What the exercise asks =>
Copy out each line of the data holding "конечно".

# start of Task material

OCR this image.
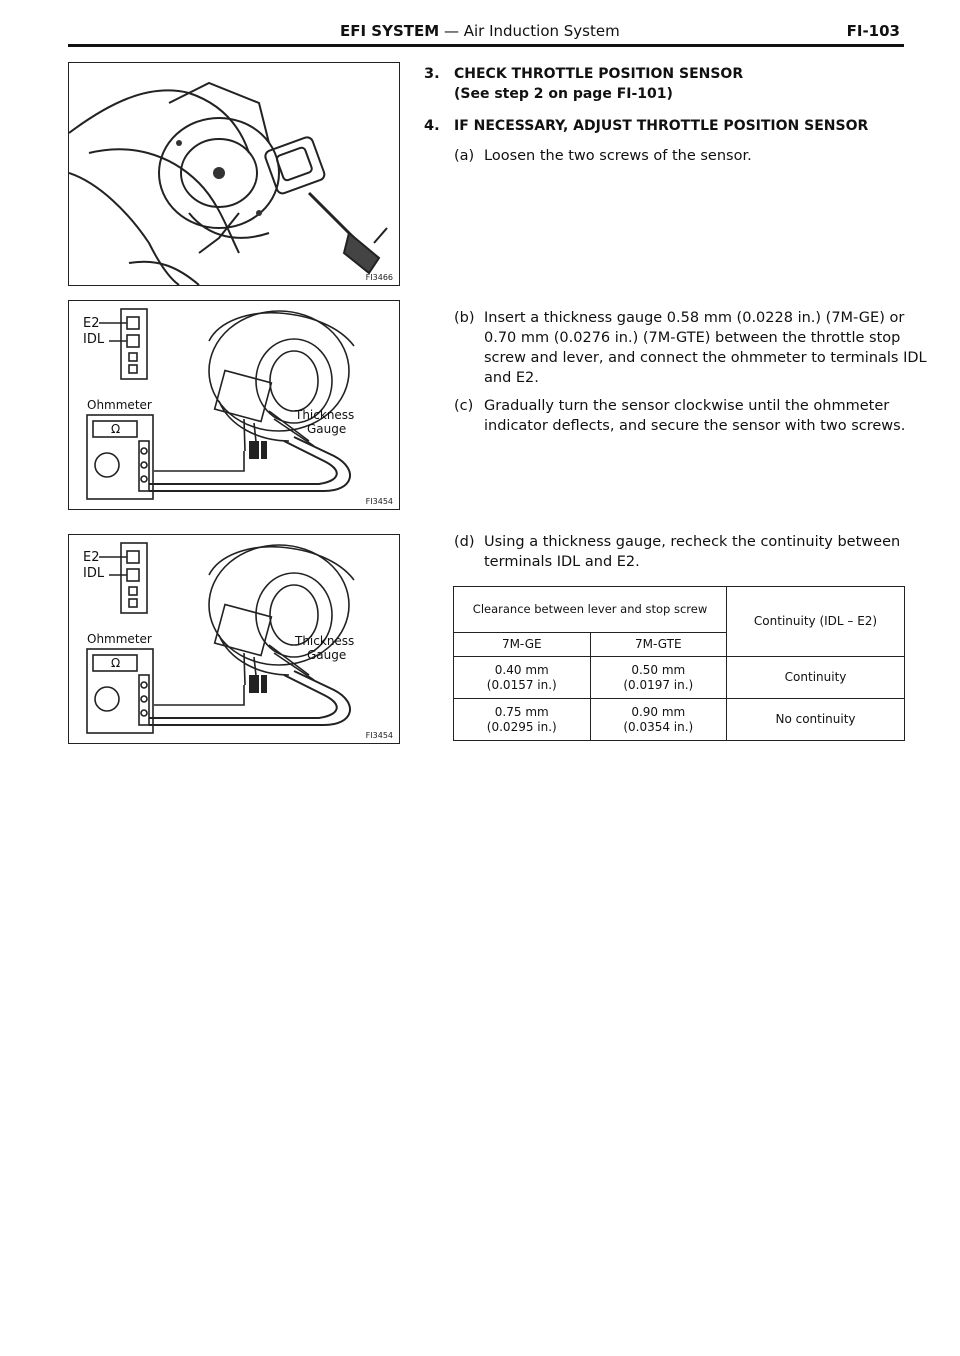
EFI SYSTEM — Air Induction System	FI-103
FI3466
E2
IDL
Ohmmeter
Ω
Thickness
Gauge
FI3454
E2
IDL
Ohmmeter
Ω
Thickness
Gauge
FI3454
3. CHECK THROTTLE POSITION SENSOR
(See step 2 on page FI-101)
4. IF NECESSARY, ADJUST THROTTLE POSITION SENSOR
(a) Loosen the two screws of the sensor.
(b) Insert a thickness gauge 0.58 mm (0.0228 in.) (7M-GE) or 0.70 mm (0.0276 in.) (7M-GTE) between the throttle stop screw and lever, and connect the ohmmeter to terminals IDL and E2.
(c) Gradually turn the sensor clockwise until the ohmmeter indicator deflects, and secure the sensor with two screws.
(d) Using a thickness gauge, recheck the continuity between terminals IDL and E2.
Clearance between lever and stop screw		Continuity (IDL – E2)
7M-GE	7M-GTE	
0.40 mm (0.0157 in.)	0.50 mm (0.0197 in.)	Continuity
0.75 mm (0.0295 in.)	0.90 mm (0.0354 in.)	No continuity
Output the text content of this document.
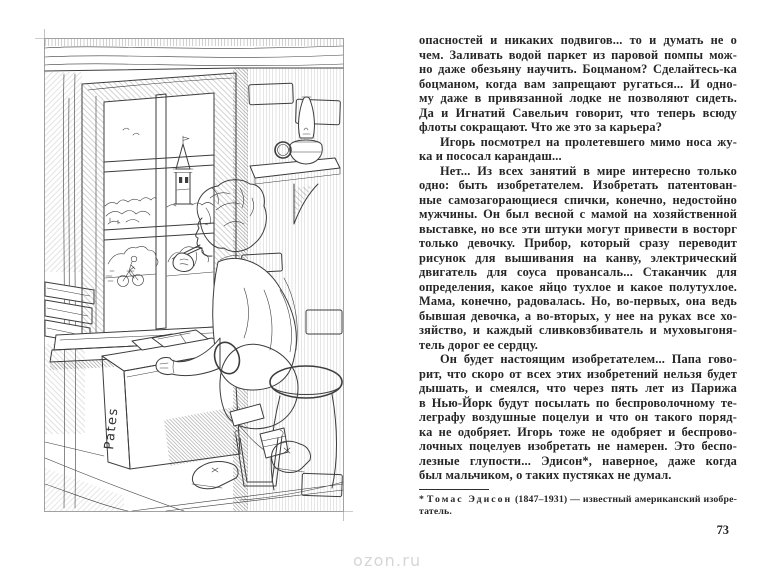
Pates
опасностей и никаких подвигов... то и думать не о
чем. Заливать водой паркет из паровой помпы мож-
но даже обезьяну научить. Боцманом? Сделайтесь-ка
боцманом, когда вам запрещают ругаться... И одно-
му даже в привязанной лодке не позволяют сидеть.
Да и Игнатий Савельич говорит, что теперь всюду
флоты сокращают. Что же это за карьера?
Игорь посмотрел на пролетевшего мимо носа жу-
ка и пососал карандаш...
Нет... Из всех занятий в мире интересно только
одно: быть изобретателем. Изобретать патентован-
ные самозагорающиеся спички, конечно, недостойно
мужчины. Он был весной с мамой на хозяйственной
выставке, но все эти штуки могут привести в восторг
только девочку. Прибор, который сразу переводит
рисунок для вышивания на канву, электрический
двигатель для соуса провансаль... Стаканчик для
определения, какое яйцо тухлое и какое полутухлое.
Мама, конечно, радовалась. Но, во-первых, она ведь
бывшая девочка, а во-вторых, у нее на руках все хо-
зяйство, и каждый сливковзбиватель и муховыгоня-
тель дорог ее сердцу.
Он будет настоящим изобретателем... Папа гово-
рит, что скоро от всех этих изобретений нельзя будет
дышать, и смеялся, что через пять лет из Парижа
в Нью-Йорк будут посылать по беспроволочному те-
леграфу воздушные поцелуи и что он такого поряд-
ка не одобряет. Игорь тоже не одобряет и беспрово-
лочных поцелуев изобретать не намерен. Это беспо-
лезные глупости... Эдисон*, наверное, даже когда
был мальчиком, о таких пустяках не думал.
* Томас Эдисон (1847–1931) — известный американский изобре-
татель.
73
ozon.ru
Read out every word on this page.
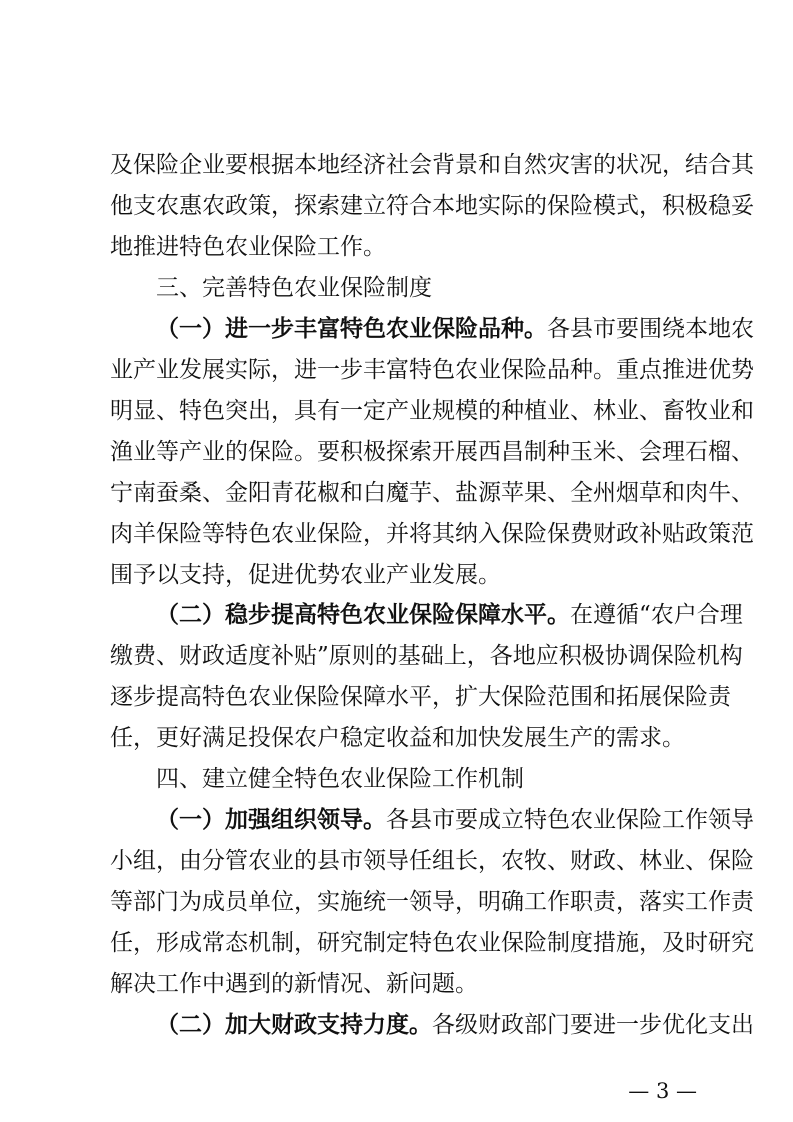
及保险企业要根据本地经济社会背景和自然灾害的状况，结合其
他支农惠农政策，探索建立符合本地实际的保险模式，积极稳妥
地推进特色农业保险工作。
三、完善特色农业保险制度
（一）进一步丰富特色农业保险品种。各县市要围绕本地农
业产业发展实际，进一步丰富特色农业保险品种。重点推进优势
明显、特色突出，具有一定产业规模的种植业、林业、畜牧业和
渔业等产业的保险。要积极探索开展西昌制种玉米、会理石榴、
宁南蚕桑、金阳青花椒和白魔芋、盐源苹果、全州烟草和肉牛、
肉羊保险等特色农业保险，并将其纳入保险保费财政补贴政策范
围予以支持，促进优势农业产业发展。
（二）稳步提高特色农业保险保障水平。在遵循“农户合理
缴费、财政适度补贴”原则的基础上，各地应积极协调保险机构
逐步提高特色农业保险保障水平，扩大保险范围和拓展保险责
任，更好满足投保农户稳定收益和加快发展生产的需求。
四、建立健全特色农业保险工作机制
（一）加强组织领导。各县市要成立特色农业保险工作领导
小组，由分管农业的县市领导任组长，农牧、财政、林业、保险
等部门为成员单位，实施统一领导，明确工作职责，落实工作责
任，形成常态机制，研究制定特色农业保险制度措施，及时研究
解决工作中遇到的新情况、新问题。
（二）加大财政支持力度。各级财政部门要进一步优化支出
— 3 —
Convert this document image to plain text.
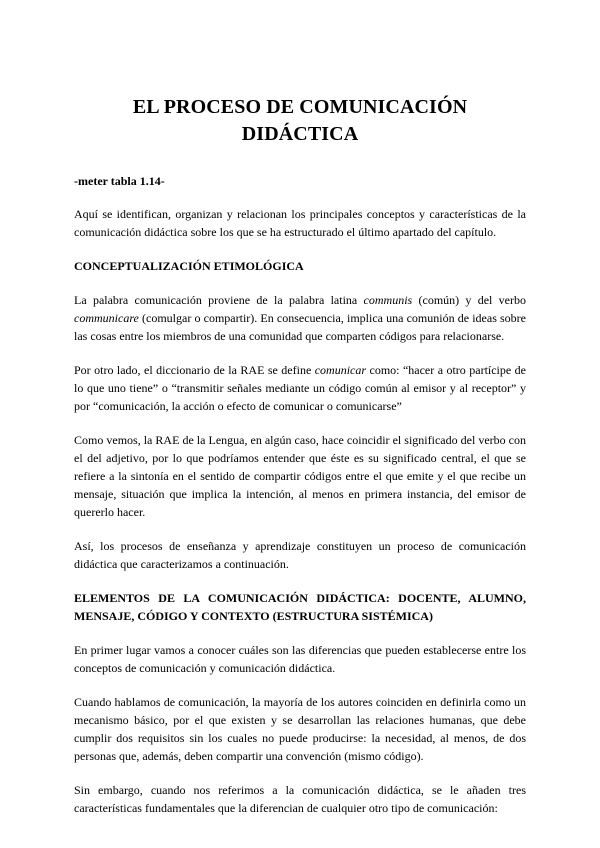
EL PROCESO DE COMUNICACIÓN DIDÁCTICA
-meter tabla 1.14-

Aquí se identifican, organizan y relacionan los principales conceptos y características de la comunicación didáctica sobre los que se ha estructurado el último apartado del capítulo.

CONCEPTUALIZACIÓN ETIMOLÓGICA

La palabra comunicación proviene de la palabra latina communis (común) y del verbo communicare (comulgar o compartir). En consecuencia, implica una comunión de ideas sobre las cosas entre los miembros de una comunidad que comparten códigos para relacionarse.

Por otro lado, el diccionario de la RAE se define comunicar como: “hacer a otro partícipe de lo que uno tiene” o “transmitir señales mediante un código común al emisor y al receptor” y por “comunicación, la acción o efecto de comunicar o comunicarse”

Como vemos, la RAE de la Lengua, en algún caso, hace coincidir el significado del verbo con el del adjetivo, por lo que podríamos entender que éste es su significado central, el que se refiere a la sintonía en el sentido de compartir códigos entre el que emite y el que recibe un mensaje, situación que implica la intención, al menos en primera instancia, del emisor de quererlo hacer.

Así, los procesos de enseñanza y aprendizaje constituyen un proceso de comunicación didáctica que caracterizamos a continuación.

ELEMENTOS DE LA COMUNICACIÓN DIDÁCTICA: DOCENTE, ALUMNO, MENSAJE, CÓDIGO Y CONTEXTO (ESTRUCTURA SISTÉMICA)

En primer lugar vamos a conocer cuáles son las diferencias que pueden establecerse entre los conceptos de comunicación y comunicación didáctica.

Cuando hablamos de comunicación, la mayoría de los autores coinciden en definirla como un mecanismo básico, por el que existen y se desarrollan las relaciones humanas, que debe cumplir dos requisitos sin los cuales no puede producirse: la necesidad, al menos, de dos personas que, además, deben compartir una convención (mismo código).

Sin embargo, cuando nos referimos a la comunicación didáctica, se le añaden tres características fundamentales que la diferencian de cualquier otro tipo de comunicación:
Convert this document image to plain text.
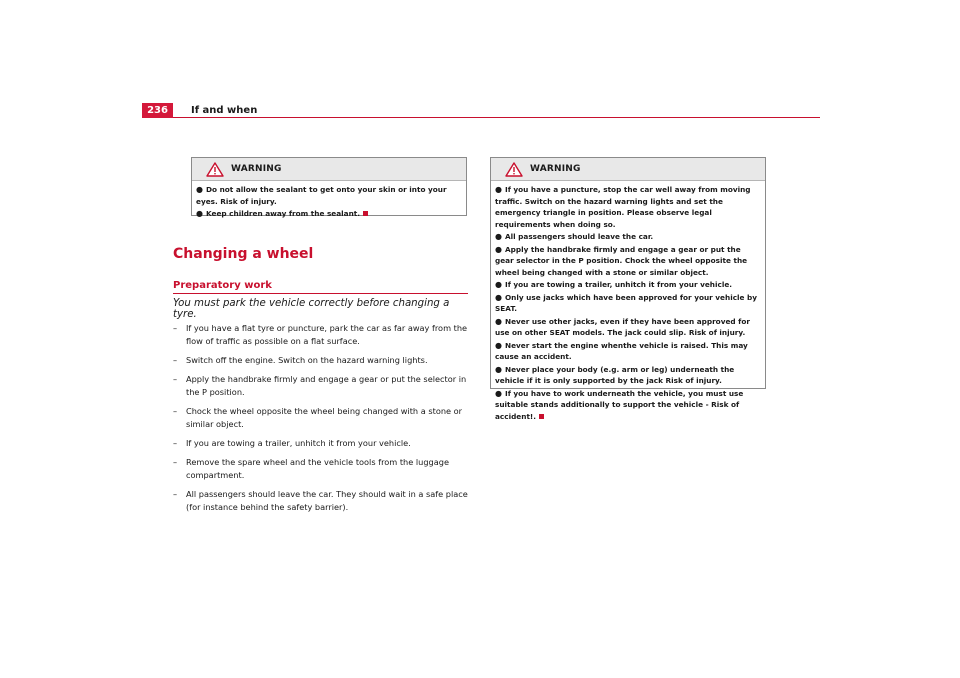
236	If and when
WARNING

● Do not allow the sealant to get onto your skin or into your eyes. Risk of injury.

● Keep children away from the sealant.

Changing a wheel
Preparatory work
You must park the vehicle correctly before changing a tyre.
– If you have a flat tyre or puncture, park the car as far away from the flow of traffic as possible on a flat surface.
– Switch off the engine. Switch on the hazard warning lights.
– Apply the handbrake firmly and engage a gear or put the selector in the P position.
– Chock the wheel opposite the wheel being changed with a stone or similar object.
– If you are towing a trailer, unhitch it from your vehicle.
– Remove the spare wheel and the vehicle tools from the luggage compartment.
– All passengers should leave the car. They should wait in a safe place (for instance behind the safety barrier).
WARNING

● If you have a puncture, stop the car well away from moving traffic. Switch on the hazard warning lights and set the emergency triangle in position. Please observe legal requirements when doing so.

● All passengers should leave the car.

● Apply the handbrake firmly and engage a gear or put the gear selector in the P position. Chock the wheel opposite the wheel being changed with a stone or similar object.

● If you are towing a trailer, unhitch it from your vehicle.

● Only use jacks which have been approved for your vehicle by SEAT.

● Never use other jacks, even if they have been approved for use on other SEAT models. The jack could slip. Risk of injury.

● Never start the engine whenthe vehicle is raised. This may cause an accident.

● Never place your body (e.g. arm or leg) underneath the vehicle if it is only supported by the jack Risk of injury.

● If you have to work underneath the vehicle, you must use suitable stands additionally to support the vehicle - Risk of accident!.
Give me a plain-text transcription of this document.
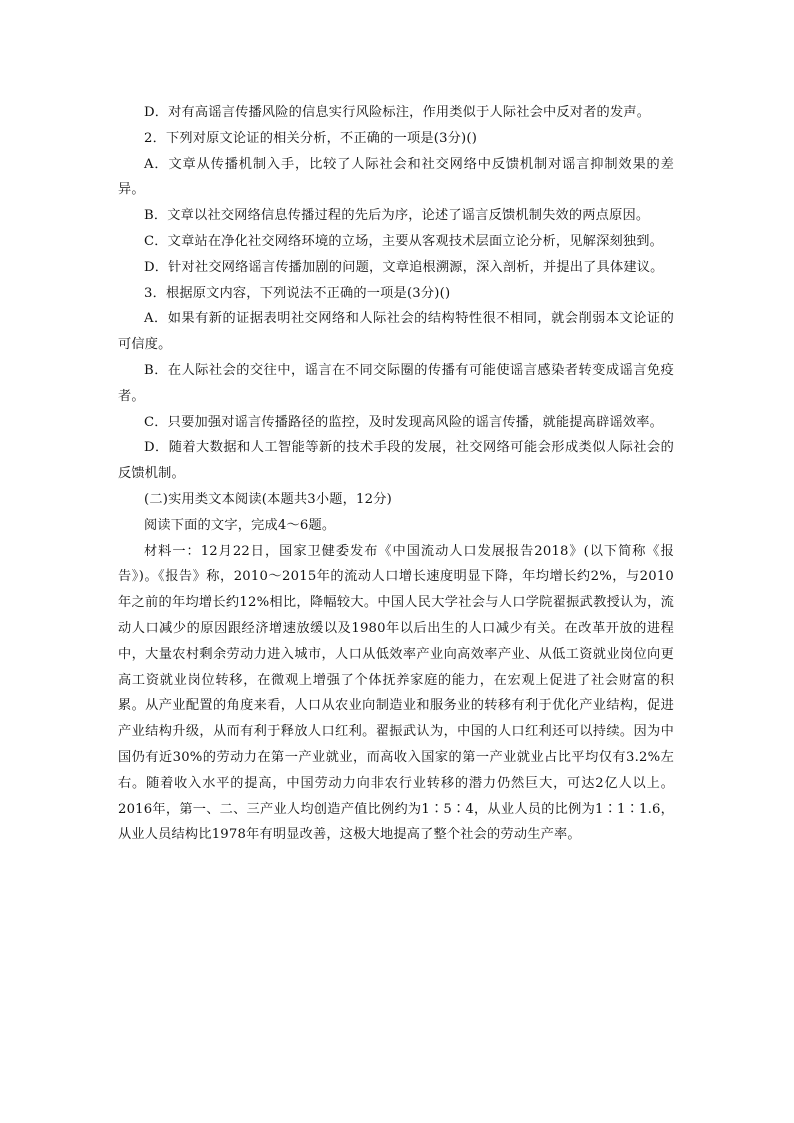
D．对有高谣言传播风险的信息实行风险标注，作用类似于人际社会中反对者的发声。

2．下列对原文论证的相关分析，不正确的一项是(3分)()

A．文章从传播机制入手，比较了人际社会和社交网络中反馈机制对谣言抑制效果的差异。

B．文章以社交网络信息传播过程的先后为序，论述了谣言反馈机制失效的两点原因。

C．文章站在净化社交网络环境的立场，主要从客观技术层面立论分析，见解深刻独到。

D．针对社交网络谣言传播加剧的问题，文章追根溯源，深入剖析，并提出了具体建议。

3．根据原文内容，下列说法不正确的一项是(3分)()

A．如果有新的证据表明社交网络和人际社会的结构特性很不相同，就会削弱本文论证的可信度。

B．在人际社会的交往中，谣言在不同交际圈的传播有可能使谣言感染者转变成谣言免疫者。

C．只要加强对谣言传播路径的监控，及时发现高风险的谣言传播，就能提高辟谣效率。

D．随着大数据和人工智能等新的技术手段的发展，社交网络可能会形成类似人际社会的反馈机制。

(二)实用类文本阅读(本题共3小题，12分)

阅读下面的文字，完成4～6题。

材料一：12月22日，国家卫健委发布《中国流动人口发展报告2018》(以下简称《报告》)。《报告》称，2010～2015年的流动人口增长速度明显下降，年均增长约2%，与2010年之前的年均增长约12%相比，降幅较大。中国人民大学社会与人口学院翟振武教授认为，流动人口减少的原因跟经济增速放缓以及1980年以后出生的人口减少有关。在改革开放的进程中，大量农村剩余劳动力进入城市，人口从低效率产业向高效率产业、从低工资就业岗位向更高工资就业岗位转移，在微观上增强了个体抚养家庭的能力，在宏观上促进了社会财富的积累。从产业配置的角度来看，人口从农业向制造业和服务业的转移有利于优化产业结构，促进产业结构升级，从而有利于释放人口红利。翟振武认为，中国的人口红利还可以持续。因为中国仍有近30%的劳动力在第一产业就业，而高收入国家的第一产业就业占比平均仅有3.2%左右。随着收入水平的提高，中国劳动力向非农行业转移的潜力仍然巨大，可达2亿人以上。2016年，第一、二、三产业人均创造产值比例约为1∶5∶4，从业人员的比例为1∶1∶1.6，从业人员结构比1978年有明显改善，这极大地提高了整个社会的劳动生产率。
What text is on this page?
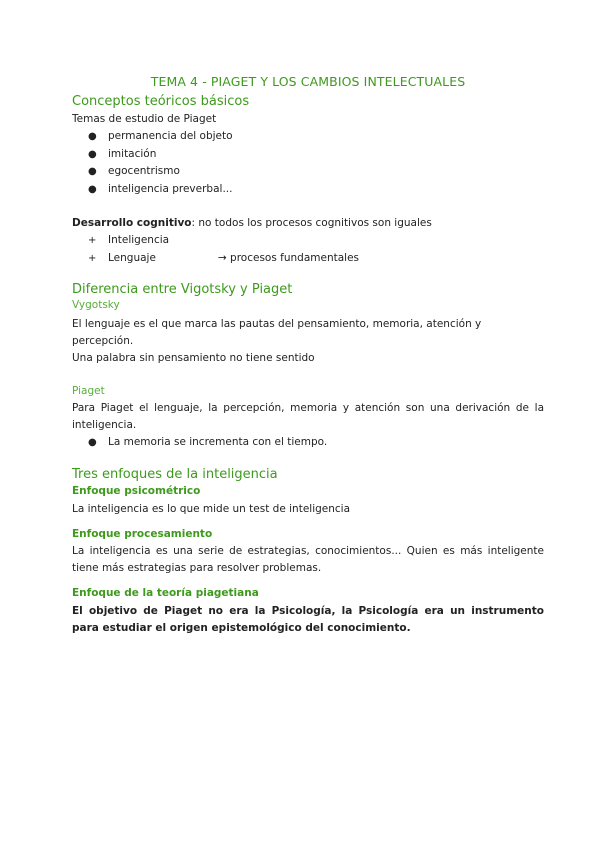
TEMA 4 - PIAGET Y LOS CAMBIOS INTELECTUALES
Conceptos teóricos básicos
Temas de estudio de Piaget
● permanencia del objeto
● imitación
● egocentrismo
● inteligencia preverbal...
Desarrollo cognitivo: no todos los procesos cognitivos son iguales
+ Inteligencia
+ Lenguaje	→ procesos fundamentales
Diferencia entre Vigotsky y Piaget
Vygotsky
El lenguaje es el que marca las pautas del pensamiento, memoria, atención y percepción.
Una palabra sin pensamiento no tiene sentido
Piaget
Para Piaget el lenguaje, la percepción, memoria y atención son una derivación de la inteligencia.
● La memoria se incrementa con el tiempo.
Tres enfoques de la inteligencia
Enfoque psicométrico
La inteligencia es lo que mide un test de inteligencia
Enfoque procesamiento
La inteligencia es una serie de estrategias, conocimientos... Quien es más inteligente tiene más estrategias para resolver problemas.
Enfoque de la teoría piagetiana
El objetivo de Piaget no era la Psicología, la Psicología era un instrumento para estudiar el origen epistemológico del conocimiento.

# end of Task material

Result of this exercise =>
ные самозагорающиеся спички, конечно, недостойно
Мама, конечно, радовалась. Но, во-первых, она ведь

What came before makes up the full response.